## Exercise requirements:
Extract the text of each entry below exactly, leaving every image behind.

## Material for this exercise:
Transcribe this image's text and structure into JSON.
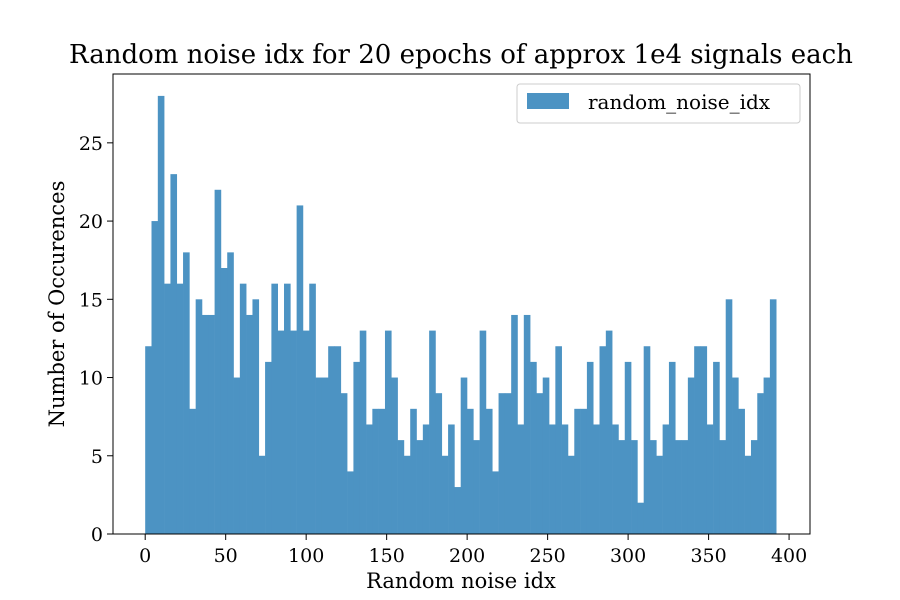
{
  "chart_data": {
    "type": "bar",
    "title": "Random noise idx for 20 epochs of approx 1e4 signals each",
    "xlabel": "Random noise idx",
    "ylabel": "Number of Occurences",
    "xlim": [
      -20,
      413
    ],
    "ylim": [
      0,
      29.4
    ],
    "xticks": [
      0,
      50,
      100,
      150,
      200,
      250,
      300,
      350,
      400
    ],
    "yticks": [
      0,
      5,
      10,
      15,
      20,
      25
    ],
    "bin_start": 0,
    "bin_end": 392,
    "grid": false,
    "legend_position": "top-right",
    "series": [
      {
        "name": "random_noise_idx",
        "color": "#4c93c3",
        "values": [
          12,
          20,
          28,
          16,
          23,
          16,
          18,
          8,
          15,
          14,
          14,
          22,
          17,
          18,
          10,
          16,
          14,
          15,
          5,
          11,
          16,
          13,
          16,
          13,
          21,
          13,
          16,
          10,
          10,
          12,
          12,
          9,
          4,
          11,
          13,
          7,
          8,
          8,
          13,
          10,
          6,
          5,
          8,
          6,
          7,
          13,
          9,
          5,
          7,
          3,
          10,
          8,
          6,
          13,
          8,
          4,
          9,
          9,
          14,
          7,
          14,
          11,
          9,
          10,
          7,
          12,
          7,
          5,
          8,
          8,
          11,
          7,
          12,
          13,
          7,
          6,
          11,
          6,
          2,
          12,
          6,
          5,
          7,
          11,
          6,
          6,
          10,
          12,
          12,
          7,
          11,
          6,
          15,
          10,
          8,
          5,
          6,
          9,
          10,
          15
        ]
      }
    ]
  }
}
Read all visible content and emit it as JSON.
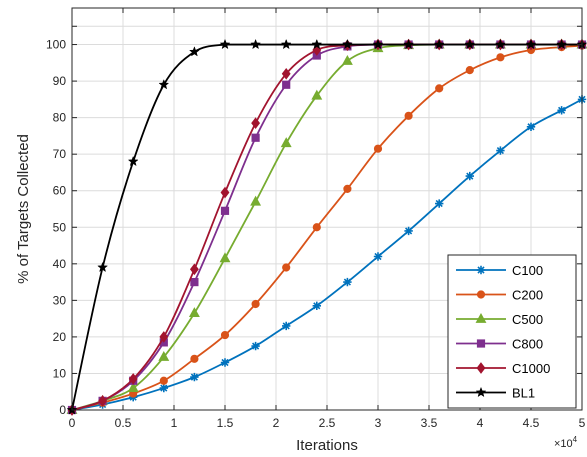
{
  "chart_data": {
    "type": "line",
    "xlabel": "Iterations",
    "ylabel": "% of Targets Collected",
    "x_exponent_label": "×10",
    "x_exponent_power": "4",
    "xlim": [
      0,
      5
    ],
    "ylim": [
      0,
      110
    ],
    "xticks": [
      "0",
      "0.5",
      "1",
      "1.5",
      "2",
      "2.5",
      "3",
      "3.5",
      "4",
      "4.5",
      "5"
    ],
    "yticks": [
      "0",
      "10",
      "20",
      "30",
      "40",
      "50",
      "60",
      "70",
      "80",
      "90",
      "100"
    ],
    "grid": true,
    "legend_position": "bottom-right",
    "series": [
      {
        "name": "C100",
        "color": "#0072BD",
        "marker": "asterisk",
        "x": [
          0,
          0.3,
          0.6,
          0.9,
          1.2,
          1.5,
          1.8,
          2.1,
          2.4,
          2.7,
          3.0,
          3.3,
          3.6,
          3.9,
          4.2,
          4.5,
          4.8,
          5.0
        ],
        "y": [
          0,
          1.5,
          3.5,
          6,
          9,
          13,
          17.5,
          23,
          28.5,
          35,
          42,
          49,
          56.5,
          64,
          71,
          77.5,
          82,
          85
        ]
      },
      {
        "name": "C200",
        "color": "#D95319",
        "marker": "circle",
        "x": [
          0,
          0.3,
          0.6,
          0.9,
          1.2,
          1.5,
          1.8,
          2.1,
          2.4,
          2.7,
          3.0,
          3.3,
          3.6,
          3.9,
          4.2,
          4.5,
          4.8,
          5.0
        ],
        "y": [
          0,
          2,
          4.5,
          8,
          14,
          20.5,
          29,
          39,
          50,
          60.5,
          71.5,
          80.5,
          88,
          93,
          96.5,
          98.5,
          99.3,
          99.7
        ]
      },
      {
        "name": "C500",
        "color": "#77AC30",
        "marker": "triangle",
        "x": [
          0,
          0.3,
          0.6,
          0.9,
          1.2,
          1.5,
          1.8,
          2.1,
          2.4,
          2.7,
          3.0,
          3.3,
          3.6,
          3.9,
          4.2,
          4.5,
          4.8,
          5.0
        ],
        "y": [
          0,
          2.5,
          6,
          14.5,
          26.5,
          41.5,
          57,
          73,
          86,
          95.5,
          99,
          99.8,
          100,
          100,
          100,
          100,
          100,
          100
        ]
      },
      {
        "name": "C800",
        "color": "#7E2F8E",
        "marker": "square",
        "x": [
          0,
          0.3,
          0.6,
          0.9,
          1.2,
          1.5,
          1.8,
          2.1,
          2.4,
          2.7,
          3.0,
          3.3,
          3.6,
          3.9,
          4.2,
          4.5,
          4.8,
          5.0
        ],
        "y": [
          0,
          2.5,
          8,
          18.5,
          35,
          54.5,
          74.5,
          89,
          97,
          99.5,
          100,
          100,
          100,
          100,
          100,
          100,
          100,
          100
        ]
      },
      {
        "name": "C1000",
        "color": "#A2142F",
        "marker": "diamond",
        "x": [
          0,
          0.3,
          0.6,
          0.9,
          1.2,
          1.5,
          1.8,
          2.1,
          2.4,
          2.7,
          3.0,
          3.3,
          3.6,
          3.9,
          4.2,
          4.5,
          4.8,
          5.0
        ],
        "y": [
          0,
          2.5,
          8.5,
          20,
          38.5,
          59.5,
          78.5,
          92,
          98.5,
          99.8,
          100,
          100,
          100,
          100,
          100,
          100,
          100,
          100
        ]
      },
      {
        "name": "BL1",
        "color": "#000000",
        "marker": "star",
        "x": [
          0,
          0.3,
          0.6,
          0.9,
          1.2,
          1.5,
          1.8,
          2.1,
          2.4,
          2.7,
          3.0,
          3.3,
          3.6,
          3.9,
          4.2,
          4.5,
          4.8,
          5.0
        ],
        "y": [
          0,
          39,
          68,
          89,
          98,
          100,
          100,
          100,
          100,
          100,
          100,
          100,
          100,
          100,
          100,
          100,
          100,
          100
        ]
      }
    ]
  }
}
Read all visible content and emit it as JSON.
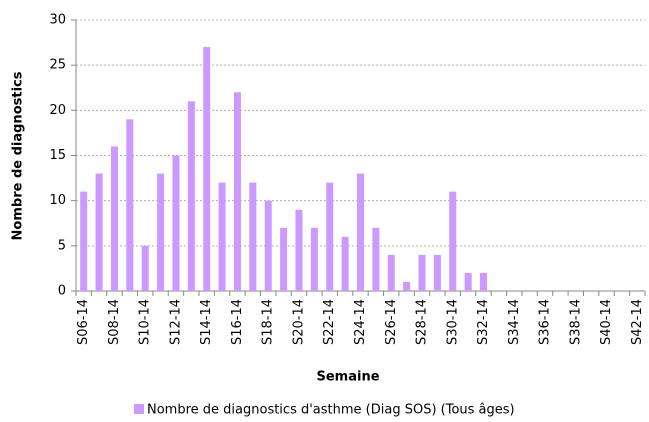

## Output for this task:
Transcribe this image's text and structure into JSON.
{
  "chart_data": {
    "type": "bar",
    "title": "Random noise idx for 20 epochs of approx 1e4 signals each",
    "xlabel": "Random noise idx",
    "ylabel": "Number of Occurences",
    "xlim": [
      -20,
      413
    ],
    "ylim": [
      0,
      29.4
    ],
    "xticks": [
      0,
      50,
      100,
      150,
      200,
      250,
      300,
      350,
      400
    ],
    "yticks": [
      0,
      5,
      10,
      15,
      20,
      25
    ],
    "bin_start": 0,
    "bin_end": 392,
    "grid": false,
    "legend_position": "top-right",
    "series": [
      {
        "name": "random_noise_idx",
        "color": "#4c93c3",
        "values": [
          12,
          20,
          28,
          16,
          23,
          16,
          18,
          8,
          15,
          14,
          14,
          22,
          17,
          18,
          10,
          16,
          14,
          15,
          5,
          11,
          16,
          13,
          16,
          13,
          21,
          13,
          16,
          10,
          10,
          12,
          12,
          9,
          4,
          11,
          13,
          7,
          8,
          8,
          13,
          10,
          6,
          5,
          8,
          6,
          7,
          13,
          9,
          5,
          7,
          3,
          10,
          8,
          6,
          13,
          8,
          4,
          9,
          9,
          14,
          7,
          14,
          11,
          9,
          10,
          7,
          12,
          7,
          5,
          8,
          8,
          11,
          7,
          12,
          13,
          7,
          6,
          11,
          6,
          2,
          12,
          6,
          5,
          7,
          11,
          6,
          6,
          10,
          12,
          12,
          7,
          11,
          6,
          15,
          10,
          8,
          5,
          6,
          9,
          10,
          15
        ]
      }
    ]
  }
}
Read all visible content and emit it as JSON.
{
  "chart_data": {
    "type": "line",
    "xlabel": "Iterations",
    "ylabel": "% of Targets Collected",
    "x_exponent_label": "×10",
    "x_exponent_power": "4",
    "xlim": [
      0,
      5
    ],
    "ylim": [
      0,
      110
    ],
    "xticks": [
      "0",
      "0.5",
      "1",
      "1.5",
      "2",
      "2.5",
      "3",
      "3.5",
      "4",
      "4.5",
      "5"
    ],
    "yticks": [
      "0",
      "10",
      "20",
      "30",
      "40",
      "50",
      "60",
      "70",
      "80",
      "90",
      "100"
    ],
    "grid": true,
    "legend_position": "bottom-right",
    "series": [
      {
        "name": "C100",
        "color": "#0072BD",
        "marker": "asterisk",
        "x": [
          0,
          0.3,
          0.6,
          0.9,
          1.2,
          1.5,
          1.8,
          2.1,
          2.4,
          2.7,
          3.0,
          3.3,
          3.6,
          3.9,
          4.2,
          4.5,
          4.8,
          5.0
        ],
        "y": [
          0,
          1.5,
          3.5,
          6,
          9,
          13,
          17.5,
          23,
          28.5,
          35,
          42,
          49,
          56.5,
          64,
          71,
          77.5,
          82,
          85
        ]
      },
      {
        "name": "C200",
        "color": "#D95319",
        "marker": "circle",
        "x": [
          0,
          0.3,
          0.6,
          0.9,
          1.2,
          1.5,
          1.8,
          2.1,
          2.4,
          2.7,
          3.0,
          3.3,
          3.6,
          3.9,
          4.2,
          4.5,
          4.8,
          5.0
        ],
        "y": [
          0,
          2,
          4.5,
          8,
          14,
          20.5,
          29,
          39,
          50,
          60.5,
          71.5,
          80.5,
          88,
          93,
          96.5,
          98.5,
          99.3,
          99.7
        ]
      },
      {
        "name": "C500",
        "color": "#77AC30",
        "marker": "triangle",
        "x": [
          0,
          0.3,
          0.6,
          0.9,
          1.2,
          1.5,
          1.8,
          2.1,
          2.4,
          2.7,
          3.0,
          3.3,
          3.6,
          3.9,
          4.2,
          4.5,
          4.8,
          5.0
        ],
        "y": [
          0,
          2.5,
          6,
          14.5,
          26.5,
          41.5,
          57,
          73,
          86,
          95.5,
          99,
          99.8,
          100,
          100,
          100,
          100,
          100,
          100
        ]
      },
      {
        "name": "C800",
        "color": "#7E2F8E",
        "marker": "square",
        "x": [
          0,
          0.3,
          0.6,
          0.9,
          1.2,
          1.5,
          1.8,
          2.1,
          2.4,
          2.7,
          3.0,
          3.3,
          3.6,
          3.9,
          4.2,
          4.5,
          4.8,
          5.0
        ],
        "y": [
          0,
          2.5,
          8,
          18.5,
          35,
          54.5,
          74.5,
          89,
          97,
          99.5,
          100,
          100,
          100,
          100,
          100,
          100,
          100,
          100
        ]
      },
      {
        "name": "C1000",
        "color": "#A2142F",
        "marker": "diamond",
        "x": [
          0,
          0.3,
          0.6,
          0.9,
          1.2,
          1.5,
          1.8,
          2.1,
          2.4,
          2.7,
          3.0,
          3.3,
          3.6,
          3.9,
          4.2,
          4.5,
          4.8,
          5.0
        ],
        "y": [
          0,
          2.5,
          8.5,
          20,
          38.5,
          59.5,
          78.5,
          92,
          98.5,
          99.8,
          100,
          100,
          100,
          100,
          100,
          100,
          100,
          100
        ]
      },
      {
        "name": "BL1",
        "color": "#000000",
        "marker": "star",
        "x": [
          0,
          0.3,
          0.6,
          0.9,
          1.2,
          1.5,
          1.8,
          2.1,
          2.4,
          2.7,
          3.0,
          3.3,
          3.6,
          3.9,
          4.2,
          4.5,
          4.8,
          5.0
        ],
        "y": [
          0,
          39,
          68,
          89,
          98,
          100,
          100,
          100,
          100,
          100,
          100,
          100,
          100,
          100,
          100,
          100,
          100,
          100
        ]
      }
    ]
  }
}
Read all visible content and emit it as JSON.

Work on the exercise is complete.